Directions: Keep the pictures out and restate every record exactly.

━━━━━━━━━━

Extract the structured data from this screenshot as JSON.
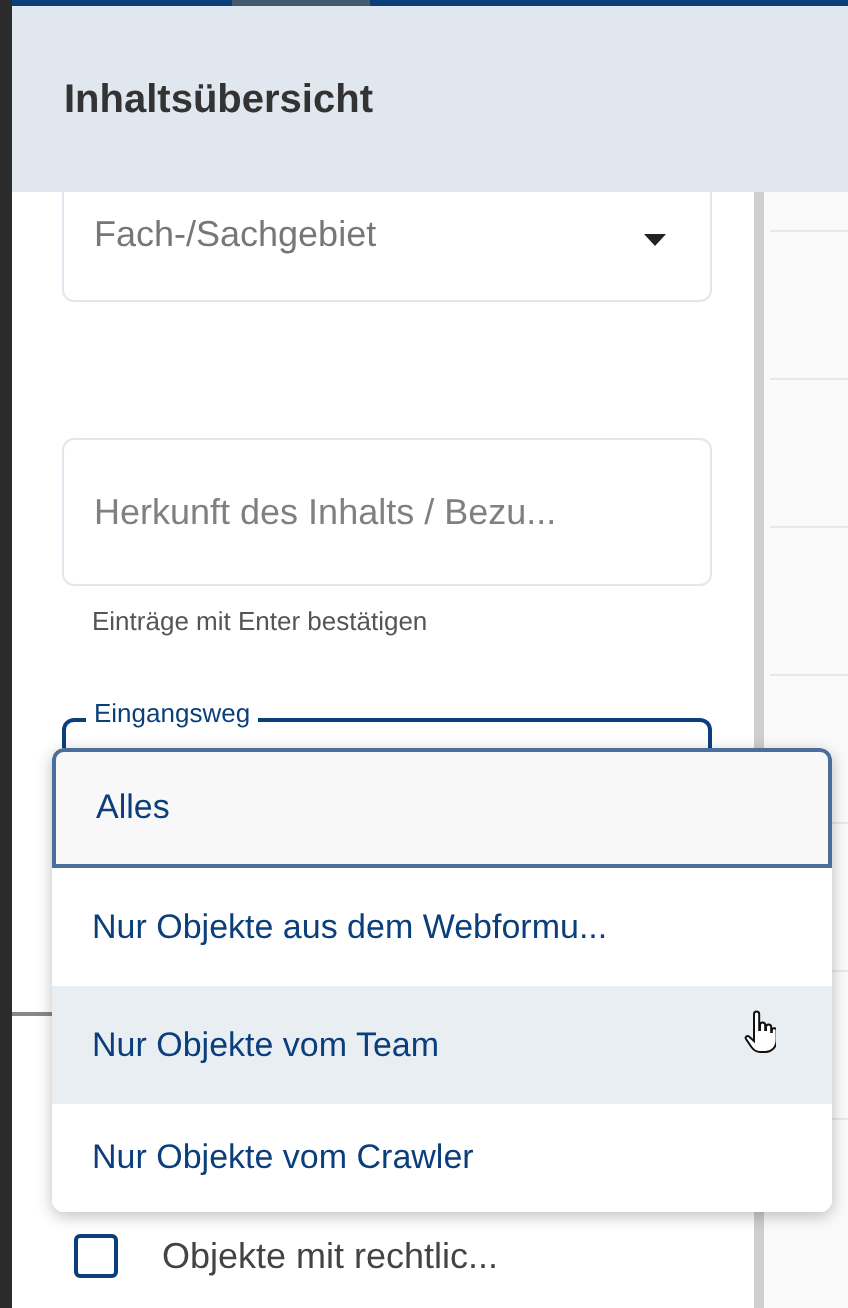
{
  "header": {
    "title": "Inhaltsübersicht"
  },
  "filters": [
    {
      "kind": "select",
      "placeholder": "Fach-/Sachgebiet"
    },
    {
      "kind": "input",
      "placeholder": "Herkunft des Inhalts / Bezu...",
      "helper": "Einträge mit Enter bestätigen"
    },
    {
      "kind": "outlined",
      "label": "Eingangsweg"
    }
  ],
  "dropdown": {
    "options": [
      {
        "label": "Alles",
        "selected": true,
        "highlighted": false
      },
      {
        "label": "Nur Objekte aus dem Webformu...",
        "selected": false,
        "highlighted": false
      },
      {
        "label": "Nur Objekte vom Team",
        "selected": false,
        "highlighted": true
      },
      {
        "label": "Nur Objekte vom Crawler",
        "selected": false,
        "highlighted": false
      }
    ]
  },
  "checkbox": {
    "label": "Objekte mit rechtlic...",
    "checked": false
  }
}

━━━━━━━━━━

Solved exercise:
Extract the structured data from this screenshot as JSON.
{
  "header": {
    "title": "Inhaltsübersicht"
  },
  "filters": [
    {
      "kind": "select",
      "placeholder": "Fach-/Sachgebiet"
    },
    {
      "kind": "input",
      "placeholder": "Herkunft des Inhalts / Bezu...",
      "helper": "Einträge mit Enter bestätigen"
    },
    {
      "kind": "outlined",
      "label": "Eingangsweg"
    }
  ],
  "dropdown": {
    "options": [
      {
        "label": "Alles",
        "selected": true,
        "highlighted": false
      },
      {
        "label": "Nur Objekte aus dem Webformu...",
        "selected": false,
        "highlighted": false
      },
      {
        "label": "Nur Objekte vom Team",
        "selected": false,
        "highlighted": true
      },
      {
        "label": "Nur Objekte vom Crawler",
        "selected": false,
        "highlighted": false
      }
    ]
  },
  "checkbox": {
    "label": "Objekte mit rechtlic...",
    "checked": false
  }
}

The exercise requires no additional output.